■ Goal of the exercise
Reproduce every entry below precisely. Pictures are excluded from the copy.

■ Source material
>>>

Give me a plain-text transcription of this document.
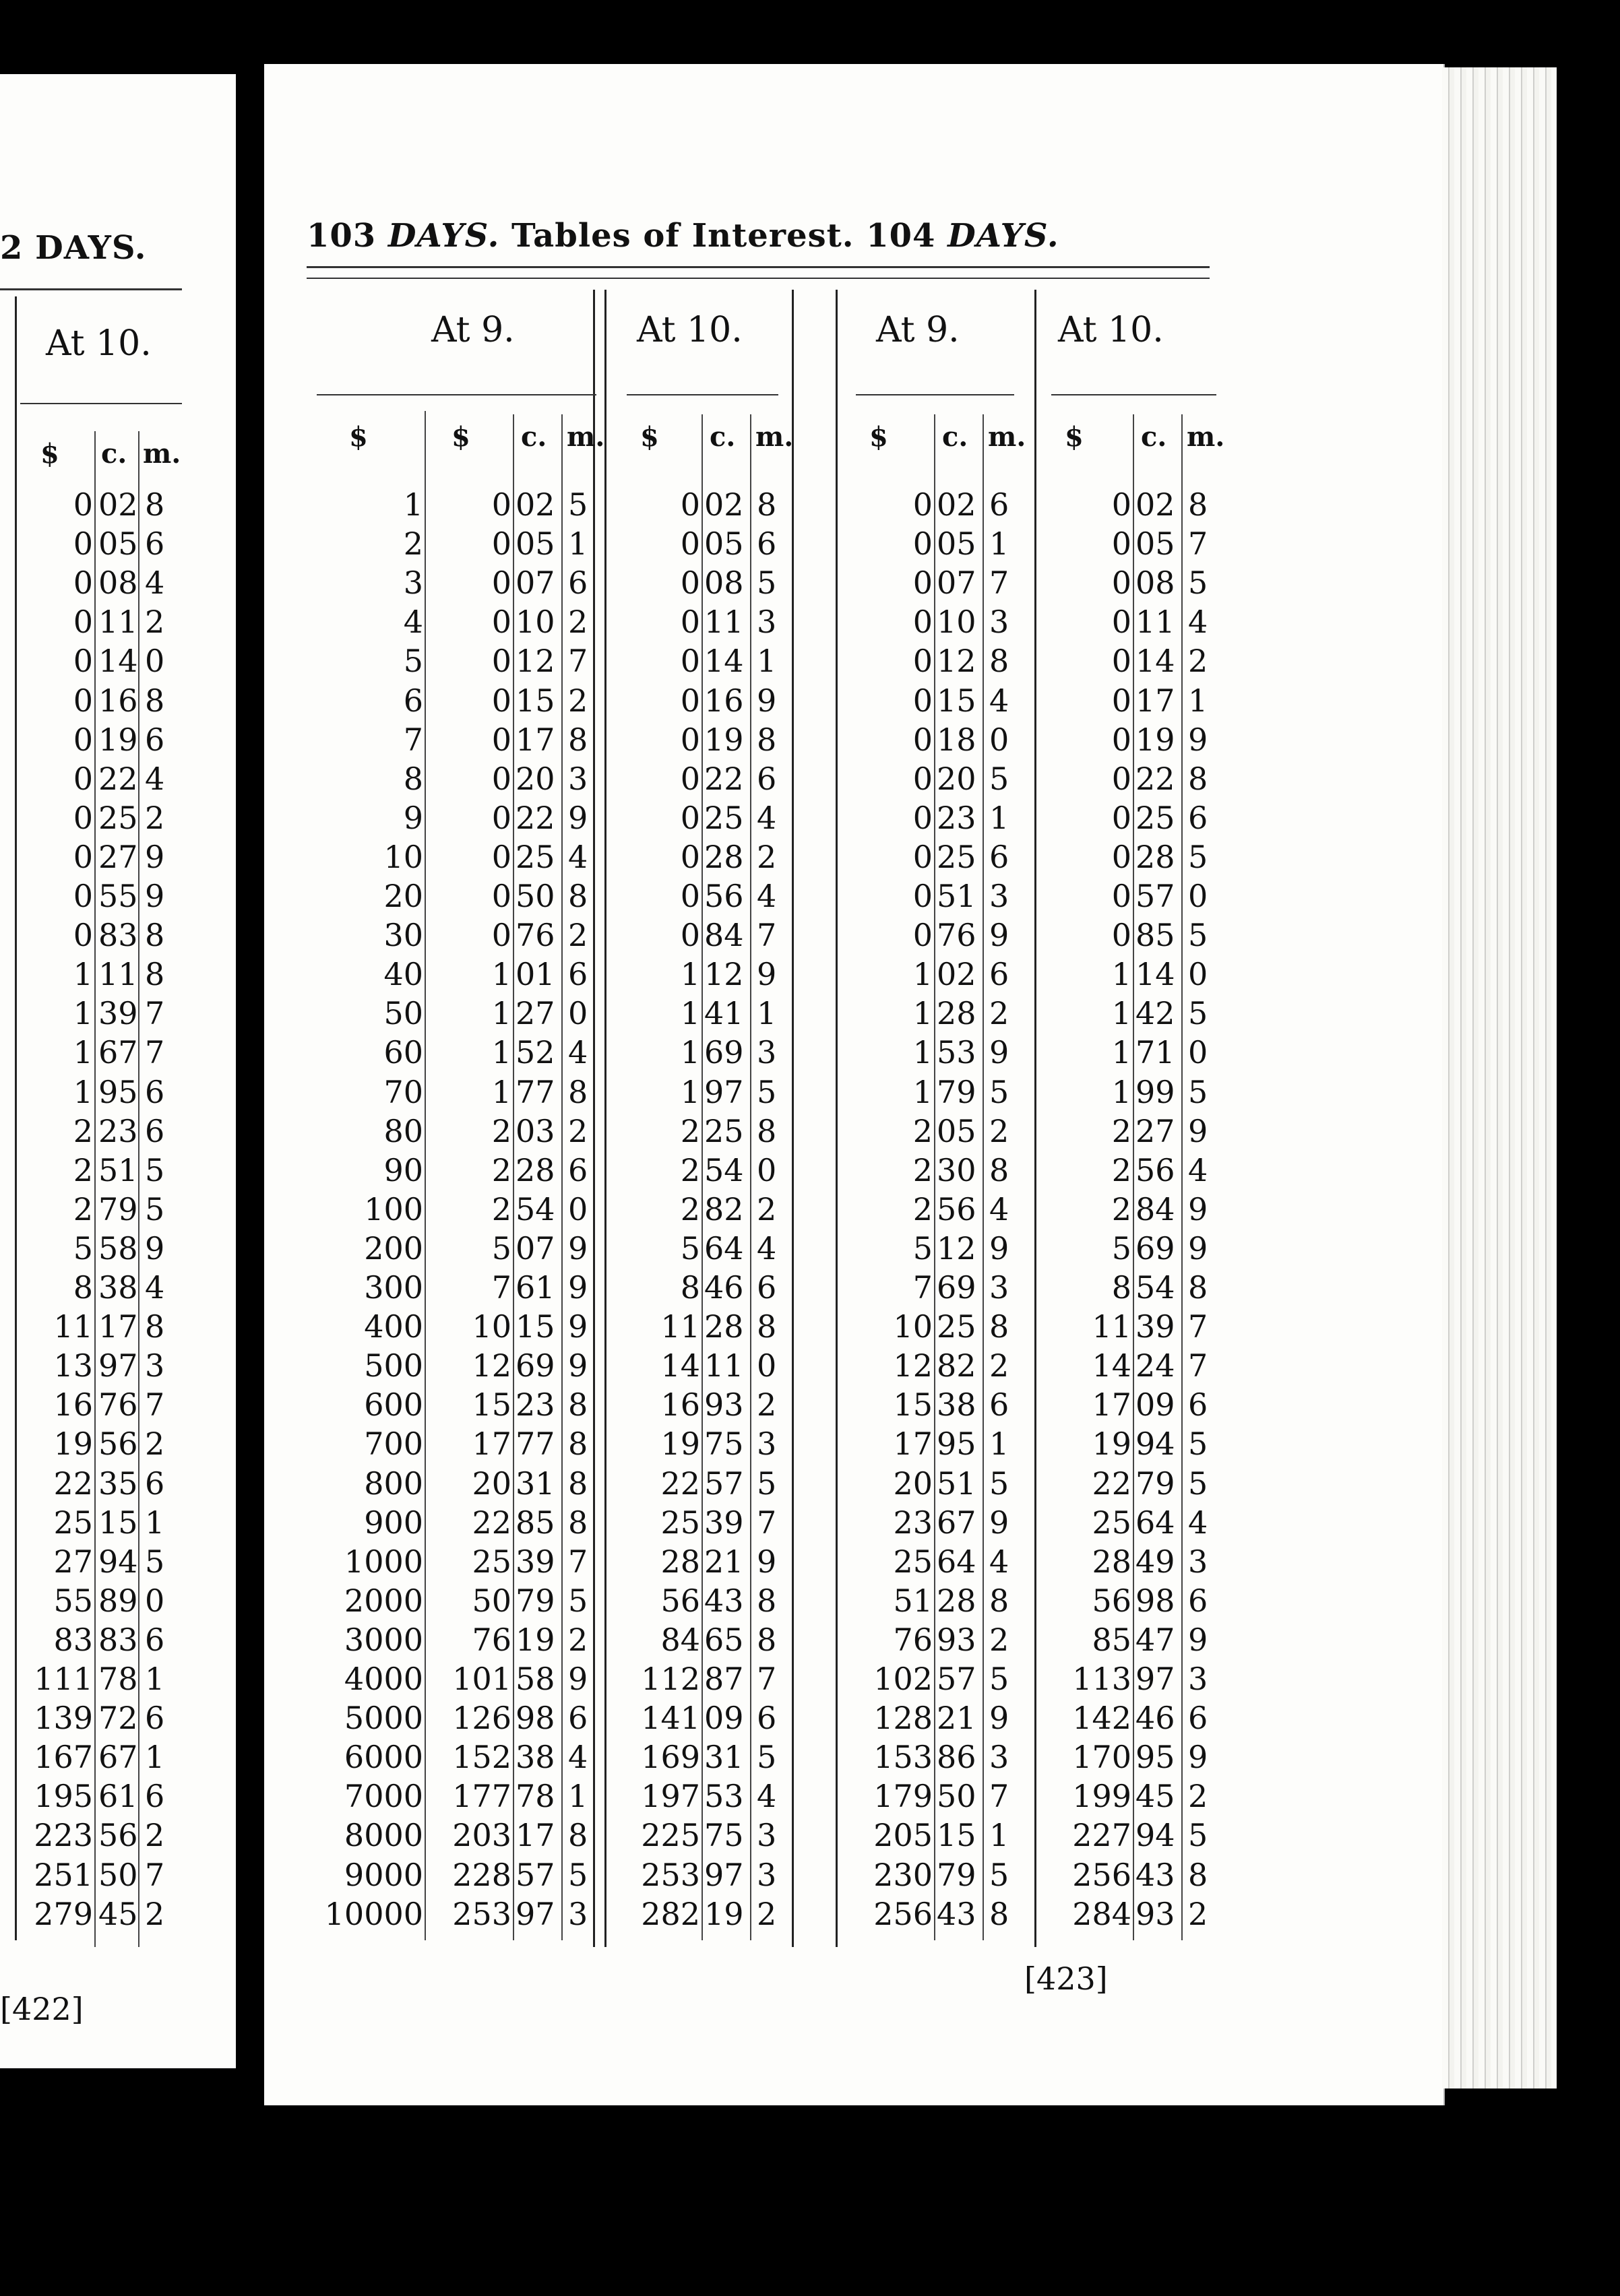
2 DAYS.
At 10.
$ c. m.
0 02 8
0 05 6
0 08 4
0 11 2
0 14 0
0 16 8
0 19 6
0 22 4
0 25 2
0 27 9
0 55 9
0 83 8
1 11 8
1 39 7
1 67 7
1 95 6
2 23 6
2 51 5
2 79 5
5 58 9
8 38 4
11 17 8
13 97 3
16 76 7
19 56 2
22 35 6
25 15 1
27 94 5
55 89 0
83 83 6
111 78 1
139 72 6
167 67 1
195 61 6
223 56 2
251 50 7
279 45 2
[422]
103 DAYS. Tables of Interest. 104 DAYS.
$
1
2
3
4
5
6
7
8
9
10
20
30
40
50
60
70
80
90
100
200
300
400
500
600
700
800
900
1000
2000
3000
4000
5000
6000
7000
8000
9000
10000
At 9.
$ c. m.
0 02 5
0 05 1
0 07 6
0 10 2
0 12 7
0 15 2
0 17 8
0 20 3
0 22 9
0 25 4
0 50 8
0 76 2
1 01 6
1 27 0
1 52 4
1 77 8
2 03 2
2 28 6
2 54 0
5 07 9
7 61 9
10 15 9
12 69 9
15 23 8
17 77 8
20 31 8
22 85 8
25 39 7
50 79 5
76 19 2
101 58 9
126 98 6
152 38 4
177 78 1
203 17 8
228 57 5
253 97 3
At 10.
$ c. m.
0 02 8
0 05 6
0 08 5
0 11 3
0 14 1
0 16 9
0 19 8
0 22 6
0 25 4
0 28 2
0 56 4
0 84 7
1 12 9
1 41 1
1 69 3
1 97 5
2 25 8
2 54 0
2 82 2
5 64 4
8 46 6
11 28 8
14 11 0
16 93 2
19 75 3
22 57 5
25 39 7
28 21 9
56 43 8
84 65 8
112 87 7
141 09 6
169 31 5
197 53 4
225 75 3
253 97 3
282 19 2
At 9.
$ c. m.
0 02 6
0 05 1
0 07 7
0 10 3
0 12 8
0 15 4
0 18 0
0 20 5
0 23 1
0 25 6
0 51 3
0 76 9
1 02 6
1 28 2
1 53 9
1 79 5
2 05 2
2 30 8
2 56 4
5 12 9
7 69 3
10 25 8
12 82 2
15 38 6
17 95 1
20 51 5
23 67 9
25 64 4
51 28 8
76 93 2
102 57 5
128 21 9
153 86 3
179 50 7
205 15 1
230 79 5
256 43 8
At 10.
$ c. m.
0 02 8
0 05 7
0 08 5
0 11 4
0 14 2
0 17 1
0 19 9
0 22 8
0 25 6
0 28 5
0 57 0
0 85 5
1 14 0
1 42 5
1 71 0
1 99 5
2 27 9
2 56 4
2 84 9
5 69 9
8 54 8
11 39 7
14 24 7
17 09 6
19 94 5
22 79 5
25 64 4
28 49 3
56 98 6
85 47 9
113 97 3
142 46 6
170 95 9
199 45 2
227 94 5
256 43 8
284 93 2
[423]
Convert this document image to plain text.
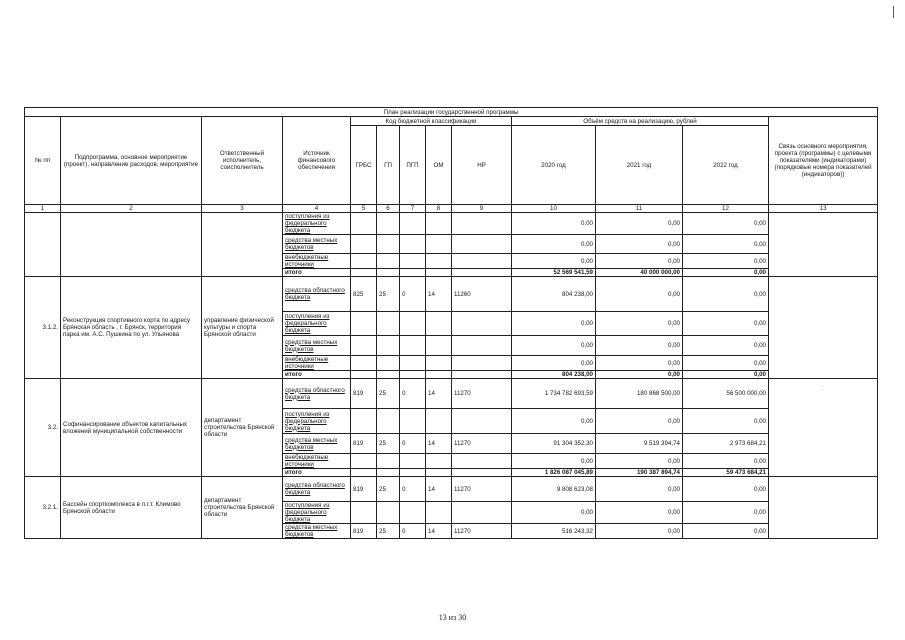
План реализации государственной программы												
№ пп	Подпрограмма, основное мероприятие (проект), направление расходов, мероприятие	Ответственный исполнитель, соисполнитель	Источник финансового обеспечения	Код бюджетной классификации					Объём средств на реализацию, рублей			Связь основного мероприятия, проекта (программы) с целевыми показателями (индикаторами) (порядковые номера показателей (индикаторов))
				ГРБС	ГП	ПГП	ОМ	НР	2020 год	2021 год	2022 год	
1	2	3	4	5	6	7	8	9	10	11	12	13
			поступления из федерального бюджета						0,00	0,00	0,00	
			средства местных бюджетов						0,00	0,00	0,00	
			внебюджетные источники						0,00	0,00	0,00	
			итого						52 569 541,59	40 000 000,00	0,00	
3.1.2.	Реконструкция спортивного корта по адресу Брянская область , г. Брянск, территория парка им. А.С. Пушкина по ул. Ульянова	управление физической культуры и спорта Брянской области	средства областного бюджета	825	25	0	14	11260	804 238,00	0,00	0,00	
			поступления из федерального бюджета						0,00	0,00	0,00	
			средства местных бюджетов						0,00	0,00	0,00	
			внебюджетные источники						0,00	0,00	0,00	
			итого						804 238,00	0,00	0,00	
3.2.	Софинансирование объектов капитальных вложений муниципальной собственности	департамент строительства Брянской области	средства областного бюджета	819	25	0	14	11270	1 734 782 693,59	180 868 500,00	56 500 000,00	
			поступления из федерального бюджета						0,00	0,00	0,00	
			средства местных бюджетов	819	25	0	14	11270	91 304 352,30	9 519 394,74	2 973 684,21	
			внебюджетные источники						0,00	0,00	0,00	
			итого						1 826 087 045,89	190 387 894,74	59 473 684,21	
3.2.1.	Бассейн спорткомплекса в п.г.т. Климово Брянской области	департамент строительства Брянской области	средства областного бюджета	819	25	0	14	11270	9 808 623,08	0,00	0,00	
			поступления из федерального бюджета						0,00	0,00	0,00	
			средства местных бюджетов	819	25	0	14	11270	516 243,32	0,00	0,00	
·
13 из 30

<<<

■ Expected answer
Give me a plain-text transcription of this document.
2 DAYS.
At 10.
$ c. m.
0 02 8
0 05 6
0 08 4
0 11 2
0 14 0
0 16 8
0 19 6
0 22 4
0 25 2
0 27 9
0 55 9
0 83 8
1 11 8
1 39 7
1 67 7
1 95 6
2 23 6
2 51 5
2 79 5
5 58 9
8 38 4
11 17 8
13 97 3
16 76 7
19 56 2
22 35 6
25 15 1
27 94 5
55 89 0
83 83 6
111 78 1
139 72 6
167 67 1
195 61 6
223 56 2
251 50 7
279 45 2
[422]
103 DAYS. Tables of Interest. 104 DAYS.
$
1
2
3
4
5
6
7
8
9
10
20
30
40
50
60
70
80
90
100
200
300
400
500
600
700
800
900
1000
2000
3000
4000
5000
6000
7000
8000
9000
10000
At 9.
$ c. m.
0 02 5
0 05 1
0 07 6
0 10 2
0 12 7
0 15 2
0 17 8
0 20 3
0 22 9
0 25 4
0 50 8
0 76 2
1 01 6
1 27 0
1 52 4
1 77 8
2 03 2
2 28 6
2 54 0
5 07 9
7 61 9
10 15 9
12 69 9
15 23 8
17 77 8
20 31 8
22 85 8
25 39 7
50 79 5
76 19 2
101 58 9
126 98 6
152 38 4
177 78 1
203 17 8
228 57 5
253 97 3
At 10.
$ c. m.
0 02 8
0 05 6
0 08 5
0 11 3
0 14 1
0 16 9
0 19 8
0 22 6
0 25 4
0 28 2
0 56 4
0 84 7
1 12 9
1 41 1
1 69 3
1 97 5
2 25 8
2 54 0
2 82 2
5 64 4
8 46 6
11 28 8
14 11 0
16 93 2
19 75 3
22 57 5
25 39 7
28 21 9
56 43 8
84 65 8
112 87 7
141 09 6
169 31 5
197 53 4
225 75 3
253 97 3
282 19 2
At 9.
$ c. m.
0 02 6
0 05 1
0 07 7
0 10 3
0 12 8
0 15 4
0 18 0
0 20 5
0 23 1
0 25 6
0 51 3
0 76 9
1 02 6
1 28 2
1 53 9
1 79 5
2 05 2
2 30 8
2 56 4
5 12 9
7 69 3
10 25 8
12 82 2
15 38 6
17 95 1
20 51 5
23 67 9
25 64 4
51 28 8
76 93 2
102 57 5
128 21 9
153 86 3
179 50 7
205 15 1
230 79 5
256 43 8
At 10.
$ c. m.
0 02 8
0 05 7
0 08 5
0 11 4
0 14 2
0 17 1
0 19 9
0 22 8
0 25 6
0 28 5
0 57 0
0 85 5
1 14 0
1 42 5
1 71 0
1 99 5
2 27 9
2 56 4
2 84 9
5 69 9
8 54 8
11 39 7
14 24 7
17 09 6
19 94 5
22 79 5
25 64 4
28 49 3
56 98 6
85 47 9
113 97 3
142 46 6
170 95 9
199 45 2
227 94 5
256 43 8
284 93 2
[423]
Convert this document image to plain text.
План реализации государственной программы												
№ пп	Подпрограмма, основное мероприятие (проект), направление расходов, мероприятие	Ответственный исполнитель, соисполнитель	Источник финансового обеспечения	Код бюджетной классификации					Объём средств на реализацию, рублей			Связь основного мероприятия, проекта (программы) с целевыми показателями (индикаторами) (порядковые номера показателей (индикаторов))
				ГРБС	ГП	ПГП	ОМ	НР	2020 год	2021 год	2022 год	
1	2	3	4	5	6	7	8	9	10	11	12	13
			поступления из федерального бюджета						0,00	0,00	0,00	
			средства местных бюджетов						0,00	0,00	0,00	
			внебюджетные источники						0,00	0,00	0,00	
			итого						52 569 541,59	40 000 000,00	0,00	
3.1.2.	Реконструкция спортивного корта по адресу Брянская область , г. Брянск, территория парка им. А.С. Пушкина по ул. Ульянова	управление физической культуры и спорта Брянской области	средства областного бюджета	825	25	0	14	11260	804 238,00	0,00	0,00	
			поступления из федерального бюджета						0,00	0,00	0,00	
			средства местных бюджетов						0,00	0,00	0,00	
			внебюджетные источники						0,00	0,00	0,00	
			итого						804 238,00	0,00	0,00	
3.2.	Софинансирование объектов капитальных вложений муниципальной собственности	департамент строительства Брянской области	средства областного бюджета	819	25	0	14	11270	1 734 782 693,59	180 868 500,00	56 500 000,00	
			поступления из федерального бюджета						0,00	0,00	0,00	
			средства местных бюджетов	819	25	0	14	11270	91 304 352,30	9 519 394,74	2 973 684,21	
			внебюджетные источники						0,00	0,00	0,00	
			итого						1 826 087 045,89	190 387 894,74	59 473 684,21	
3.2.1.	Бассейн спорткомплекса в п.г.т. Климово Брянской области	департамент строительства Брянской области	средства областного бюджета	819	25	0	14	11270	9 808 623,08	0,00	0,00	
			поступления из федерального бюджета						0,00	0,00	0,00	
			средства местных бюджетов	819	25	0	14	11270	516 243,32	0,00	0,00	
·
13 из 30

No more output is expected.